>> Start Dataset rows

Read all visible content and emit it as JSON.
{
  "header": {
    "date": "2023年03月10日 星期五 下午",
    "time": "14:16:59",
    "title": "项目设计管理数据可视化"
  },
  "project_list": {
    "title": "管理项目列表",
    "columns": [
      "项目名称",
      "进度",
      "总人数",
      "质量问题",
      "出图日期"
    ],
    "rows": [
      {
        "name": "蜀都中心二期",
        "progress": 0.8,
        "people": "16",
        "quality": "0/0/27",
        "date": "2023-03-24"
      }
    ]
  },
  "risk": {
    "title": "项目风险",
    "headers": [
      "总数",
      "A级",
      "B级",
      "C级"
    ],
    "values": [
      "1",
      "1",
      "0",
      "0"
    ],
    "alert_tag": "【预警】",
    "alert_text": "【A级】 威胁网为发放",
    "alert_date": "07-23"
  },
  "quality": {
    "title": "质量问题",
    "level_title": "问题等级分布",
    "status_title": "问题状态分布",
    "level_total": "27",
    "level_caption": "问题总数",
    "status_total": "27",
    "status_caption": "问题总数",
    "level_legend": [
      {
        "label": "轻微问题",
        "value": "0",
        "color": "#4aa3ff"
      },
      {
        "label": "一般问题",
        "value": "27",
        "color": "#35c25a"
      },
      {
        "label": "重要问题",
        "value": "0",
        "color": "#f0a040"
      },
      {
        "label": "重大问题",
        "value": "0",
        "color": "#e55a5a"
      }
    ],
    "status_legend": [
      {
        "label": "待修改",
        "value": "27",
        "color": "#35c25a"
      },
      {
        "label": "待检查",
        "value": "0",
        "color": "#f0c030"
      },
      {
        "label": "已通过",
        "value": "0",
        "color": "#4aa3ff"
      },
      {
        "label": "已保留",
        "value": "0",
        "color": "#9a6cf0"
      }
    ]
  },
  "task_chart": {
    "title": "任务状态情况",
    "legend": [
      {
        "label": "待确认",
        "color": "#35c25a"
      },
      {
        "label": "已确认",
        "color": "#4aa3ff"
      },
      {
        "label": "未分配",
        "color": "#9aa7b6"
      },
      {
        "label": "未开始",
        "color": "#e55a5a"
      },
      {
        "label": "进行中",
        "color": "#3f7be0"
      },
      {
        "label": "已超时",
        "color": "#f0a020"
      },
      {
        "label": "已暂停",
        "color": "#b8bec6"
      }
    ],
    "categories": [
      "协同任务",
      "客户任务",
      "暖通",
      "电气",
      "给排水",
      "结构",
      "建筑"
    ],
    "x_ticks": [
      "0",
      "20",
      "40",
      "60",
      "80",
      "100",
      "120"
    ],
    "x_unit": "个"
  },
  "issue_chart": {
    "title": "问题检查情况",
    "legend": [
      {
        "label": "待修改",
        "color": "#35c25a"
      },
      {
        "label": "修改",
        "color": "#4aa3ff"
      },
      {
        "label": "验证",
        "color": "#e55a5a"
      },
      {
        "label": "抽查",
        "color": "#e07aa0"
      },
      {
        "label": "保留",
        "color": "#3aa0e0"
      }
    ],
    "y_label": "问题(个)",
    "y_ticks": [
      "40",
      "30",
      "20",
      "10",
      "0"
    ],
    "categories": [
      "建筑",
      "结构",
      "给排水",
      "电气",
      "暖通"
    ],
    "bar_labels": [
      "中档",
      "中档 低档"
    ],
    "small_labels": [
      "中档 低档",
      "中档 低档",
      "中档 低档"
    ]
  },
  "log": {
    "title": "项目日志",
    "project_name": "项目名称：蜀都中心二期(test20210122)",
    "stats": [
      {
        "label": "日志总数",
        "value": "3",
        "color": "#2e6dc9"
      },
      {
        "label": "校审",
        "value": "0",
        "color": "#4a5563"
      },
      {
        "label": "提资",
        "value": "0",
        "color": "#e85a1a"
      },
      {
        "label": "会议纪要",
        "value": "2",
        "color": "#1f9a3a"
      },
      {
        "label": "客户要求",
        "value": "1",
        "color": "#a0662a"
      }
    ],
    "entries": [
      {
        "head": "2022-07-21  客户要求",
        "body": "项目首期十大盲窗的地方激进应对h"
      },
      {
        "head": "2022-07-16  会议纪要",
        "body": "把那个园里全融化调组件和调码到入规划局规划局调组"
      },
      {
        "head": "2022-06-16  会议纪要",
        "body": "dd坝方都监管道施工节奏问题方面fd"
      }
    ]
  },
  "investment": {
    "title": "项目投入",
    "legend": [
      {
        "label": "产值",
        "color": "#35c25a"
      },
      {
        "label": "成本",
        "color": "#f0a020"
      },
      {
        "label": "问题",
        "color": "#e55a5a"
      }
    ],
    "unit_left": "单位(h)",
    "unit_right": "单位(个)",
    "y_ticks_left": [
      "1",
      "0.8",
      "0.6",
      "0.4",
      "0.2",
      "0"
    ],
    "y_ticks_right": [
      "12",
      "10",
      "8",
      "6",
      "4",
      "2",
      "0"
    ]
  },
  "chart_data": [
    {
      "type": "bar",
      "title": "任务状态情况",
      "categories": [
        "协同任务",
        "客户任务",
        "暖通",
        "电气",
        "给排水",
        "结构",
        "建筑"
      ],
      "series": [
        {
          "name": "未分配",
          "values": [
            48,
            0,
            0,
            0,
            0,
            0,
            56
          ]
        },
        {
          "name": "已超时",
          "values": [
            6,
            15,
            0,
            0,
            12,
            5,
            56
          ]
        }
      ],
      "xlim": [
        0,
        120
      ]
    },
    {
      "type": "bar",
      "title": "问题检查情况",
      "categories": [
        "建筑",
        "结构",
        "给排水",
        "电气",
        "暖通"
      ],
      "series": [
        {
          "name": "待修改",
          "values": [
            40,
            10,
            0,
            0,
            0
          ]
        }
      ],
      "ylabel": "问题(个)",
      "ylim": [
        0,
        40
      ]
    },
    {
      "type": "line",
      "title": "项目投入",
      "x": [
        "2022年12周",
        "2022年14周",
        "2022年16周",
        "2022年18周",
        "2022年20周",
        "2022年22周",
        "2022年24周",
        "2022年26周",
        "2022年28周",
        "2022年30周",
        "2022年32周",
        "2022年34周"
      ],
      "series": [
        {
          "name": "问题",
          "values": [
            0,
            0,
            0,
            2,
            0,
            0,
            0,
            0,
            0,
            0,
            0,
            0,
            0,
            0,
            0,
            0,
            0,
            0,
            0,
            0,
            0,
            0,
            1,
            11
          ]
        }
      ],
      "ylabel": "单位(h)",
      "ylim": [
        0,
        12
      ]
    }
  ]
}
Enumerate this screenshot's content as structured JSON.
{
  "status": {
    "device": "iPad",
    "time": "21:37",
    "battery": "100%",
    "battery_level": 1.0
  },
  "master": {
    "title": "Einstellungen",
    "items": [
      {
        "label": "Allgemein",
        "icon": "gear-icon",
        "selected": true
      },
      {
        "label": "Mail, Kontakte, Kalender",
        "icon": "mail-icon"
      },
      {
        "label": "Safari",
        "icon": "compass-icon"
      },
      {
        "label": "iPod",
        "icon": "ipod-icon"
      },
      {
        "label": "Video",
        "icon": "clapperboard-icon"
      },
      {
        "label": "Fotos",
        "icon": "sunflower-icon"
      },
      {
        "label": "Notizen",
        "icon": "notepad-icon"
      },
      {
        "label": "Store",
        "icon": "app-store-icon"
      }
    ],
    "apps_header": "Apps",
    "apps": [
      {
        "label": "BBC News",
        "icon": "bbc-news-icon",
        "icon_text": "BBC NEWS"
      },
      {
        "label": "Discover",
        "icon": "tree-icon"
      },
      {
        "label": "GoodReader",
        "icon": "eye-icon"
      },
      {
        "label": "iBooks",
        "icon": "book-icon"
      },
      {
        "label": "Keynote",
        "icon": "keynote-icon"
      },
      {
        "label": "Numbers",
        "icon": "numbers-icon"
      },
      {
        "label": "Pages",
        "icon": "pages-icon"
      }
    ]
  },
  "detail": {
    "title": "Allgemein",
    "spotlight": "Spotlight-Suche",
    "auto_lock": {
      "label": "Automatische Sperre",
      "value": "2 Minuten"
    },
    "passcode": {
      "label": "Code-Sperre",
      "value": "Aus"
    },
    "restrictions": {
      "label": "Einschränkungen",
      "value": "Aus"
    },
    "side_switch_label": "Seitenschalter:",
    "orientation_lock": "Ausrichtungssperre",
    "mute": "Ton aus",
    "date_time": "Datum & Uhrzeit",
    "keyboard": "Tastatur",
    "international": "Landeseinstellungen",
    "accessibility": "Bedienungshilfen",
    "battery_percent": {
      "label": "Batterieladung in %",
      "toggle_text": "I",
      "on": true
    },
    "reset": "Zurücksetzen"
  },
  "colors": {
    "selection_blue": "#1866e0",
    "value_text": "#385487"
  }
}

>> End Dataset rows

Problem to solve: Select from the material above each line in which the string "content" appears, and list those lines.

Task output:
Read all visible content and emit it as JSON.
Enumerate this screenshot's content as structured JSON.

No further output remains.